Find and copy every line in the records that includes the string "Output".

━━ DATASET RECORDS ━━

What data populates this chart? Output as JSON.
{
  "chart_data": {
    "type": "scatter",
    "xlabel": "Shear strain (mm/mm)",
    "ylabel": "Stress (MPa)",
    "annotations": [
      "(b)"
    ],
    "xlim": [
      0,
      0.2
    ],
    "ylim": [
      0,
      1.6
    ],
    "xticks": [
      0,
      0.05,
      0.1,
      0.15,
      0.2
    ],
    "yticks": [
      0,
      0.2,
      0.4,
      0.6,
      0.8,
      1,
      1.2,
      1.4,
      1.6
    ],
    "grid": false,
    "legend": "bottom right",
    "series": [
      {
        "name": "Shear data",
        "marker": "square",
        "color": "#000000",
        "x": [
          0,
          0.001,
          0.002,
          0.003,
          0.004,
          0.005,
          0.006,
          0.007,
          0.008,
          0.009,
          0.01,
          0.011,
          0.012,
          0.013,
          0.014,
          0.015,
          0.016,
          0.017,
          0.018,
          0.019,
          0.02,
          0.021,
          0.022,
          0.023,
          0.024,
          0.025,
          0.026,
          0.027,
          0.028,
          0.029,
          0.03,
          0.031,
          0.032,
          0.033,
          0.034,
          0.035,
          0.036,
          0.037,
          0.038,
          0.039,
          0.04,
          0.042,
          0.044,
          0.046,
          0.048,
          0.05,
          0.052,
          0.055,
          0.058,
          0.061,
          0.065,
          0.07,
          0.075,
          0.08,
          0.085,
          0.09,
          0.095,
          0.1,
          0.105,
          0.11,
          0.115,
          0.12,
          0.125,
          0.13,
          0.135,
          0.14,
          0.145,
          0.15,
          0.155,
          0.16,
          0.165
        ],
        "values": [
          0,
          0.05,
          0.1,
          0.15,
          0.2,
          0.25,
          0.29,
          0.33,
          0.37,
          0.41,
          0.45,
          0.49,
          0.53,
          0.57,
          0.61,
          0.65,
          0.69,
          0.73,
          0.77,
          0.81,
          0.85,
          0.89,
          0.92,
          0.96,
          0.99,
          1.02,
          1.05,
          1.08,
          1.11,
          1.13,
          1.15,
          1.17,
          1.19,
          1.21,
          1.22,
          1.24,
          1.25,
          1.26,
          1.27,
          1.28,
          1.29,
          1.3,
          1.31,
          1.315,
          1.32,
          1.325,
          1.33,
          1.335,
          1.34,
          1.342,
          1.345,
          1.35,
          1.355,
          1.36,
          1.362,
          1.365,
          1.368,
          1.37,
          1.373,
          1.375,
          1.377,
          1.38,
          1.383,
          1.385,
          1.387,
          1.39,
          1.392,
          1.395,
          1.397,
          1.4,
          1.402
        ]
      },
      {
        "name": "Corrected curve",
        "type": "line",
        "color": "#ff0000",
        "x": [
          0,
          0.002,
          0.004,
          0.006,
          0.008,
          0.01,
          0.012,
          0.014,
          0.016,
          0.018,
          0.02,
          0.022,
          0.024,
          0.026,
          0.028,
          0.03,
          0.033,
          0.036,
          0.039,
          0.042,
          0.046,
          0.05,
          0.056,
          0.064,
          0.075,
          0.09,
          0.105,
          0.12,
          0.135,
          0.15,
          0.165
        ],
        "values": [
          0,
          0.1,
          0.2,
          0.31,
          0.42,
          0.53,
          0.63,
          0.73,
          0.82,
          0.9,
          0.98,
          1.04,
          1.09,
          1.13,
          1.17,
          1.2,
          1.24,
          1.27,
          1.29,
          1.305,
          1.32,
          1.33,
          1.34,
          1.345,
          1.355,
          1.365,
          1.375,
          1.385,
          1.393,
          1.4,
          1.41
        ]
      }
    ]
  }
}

━━━
━━ DATASET RECORDS ━━

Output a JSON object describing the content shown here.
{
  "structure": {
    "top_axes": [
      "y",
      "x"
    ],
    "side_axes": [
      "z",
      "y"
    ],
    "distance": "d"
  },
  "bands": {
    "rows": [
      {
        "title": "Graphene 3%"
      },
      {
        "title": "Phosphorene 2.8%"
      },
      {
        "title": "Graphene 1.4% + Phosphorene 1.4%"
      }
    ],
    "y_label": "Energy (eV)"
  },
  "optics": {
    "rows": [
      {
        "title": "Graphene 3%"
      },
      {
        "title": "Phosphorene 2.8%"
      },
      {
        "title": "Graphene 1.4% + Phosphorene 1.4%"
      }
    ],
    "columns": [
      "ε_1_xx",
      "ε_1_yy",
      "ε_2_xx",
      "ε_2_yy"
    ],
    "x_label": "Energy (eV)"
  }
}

━━━
━━ DATASET RECORDS ━━

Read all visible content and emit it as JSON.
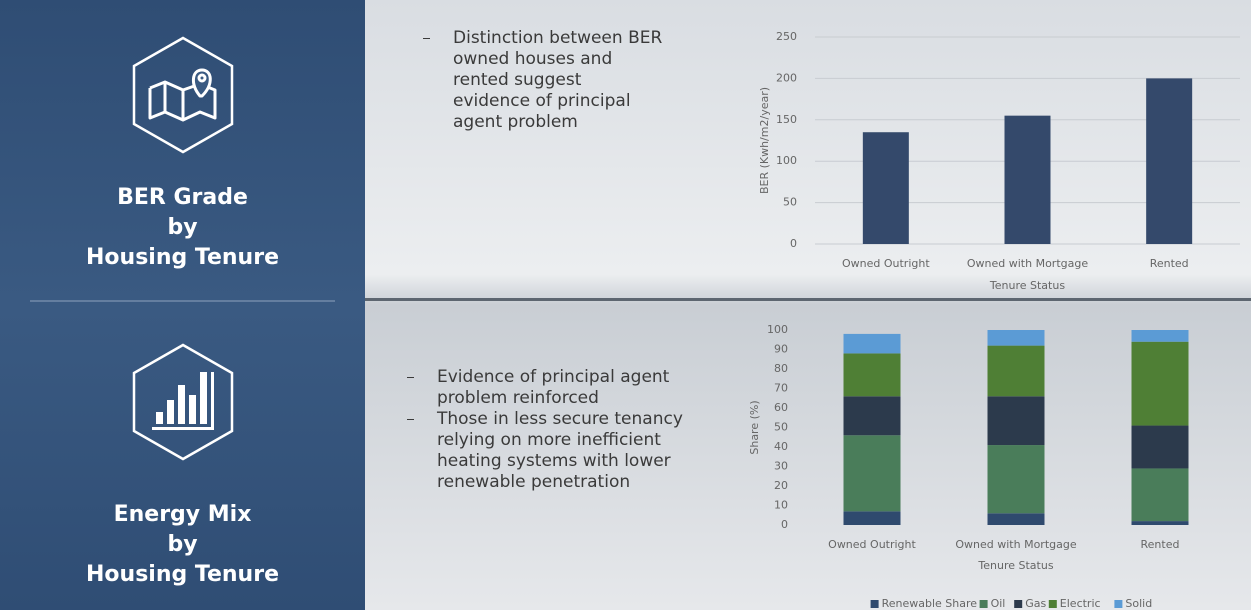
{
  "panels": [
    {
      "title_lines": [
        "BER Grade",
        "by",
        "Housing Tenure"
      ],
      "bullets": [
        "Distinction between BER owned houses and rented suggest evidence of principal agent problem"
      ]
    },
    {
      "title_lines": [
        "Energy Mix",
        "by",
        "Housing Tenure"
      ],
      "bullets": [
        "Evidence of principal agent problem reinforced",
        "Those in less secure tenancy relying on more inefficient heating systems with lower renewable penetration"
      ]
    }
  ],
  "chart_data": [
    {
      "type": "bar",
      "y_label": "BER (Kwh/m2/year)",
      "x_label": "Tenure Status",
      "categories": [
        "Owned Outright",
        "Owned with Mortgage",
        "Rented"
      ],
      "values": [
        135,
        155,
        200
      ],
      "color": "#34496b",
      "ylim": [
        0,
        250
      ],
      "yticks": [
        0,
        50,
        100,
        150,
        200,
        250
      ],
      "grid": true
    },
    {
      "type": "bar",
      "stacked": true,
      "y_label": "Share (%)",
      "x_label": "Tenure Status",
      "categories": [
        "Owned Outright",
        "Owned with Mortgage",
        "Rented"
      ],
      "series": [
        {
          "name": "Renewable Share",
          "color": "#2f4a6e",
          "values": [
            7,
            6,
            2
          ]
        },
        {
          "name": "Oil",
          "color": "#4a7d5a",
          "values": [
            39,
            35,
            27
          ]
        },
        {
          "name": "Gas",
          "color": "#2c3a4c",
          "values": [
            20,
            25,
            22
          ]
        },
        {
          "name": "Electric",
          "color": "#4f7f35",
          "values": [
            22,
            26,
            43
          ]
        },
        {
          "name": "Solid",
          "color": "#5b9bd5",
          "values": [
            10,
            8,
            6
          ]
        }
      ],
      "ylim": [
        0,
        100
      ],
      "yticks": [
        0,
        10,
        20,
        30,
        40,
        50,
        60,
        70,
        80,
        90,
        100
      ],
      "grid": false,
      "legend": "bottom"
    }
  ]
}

━━━

ANSWER TO THE PROBLEM —
What data populates this chart? Output as JSON.
Output a JSON object describing the content shown here.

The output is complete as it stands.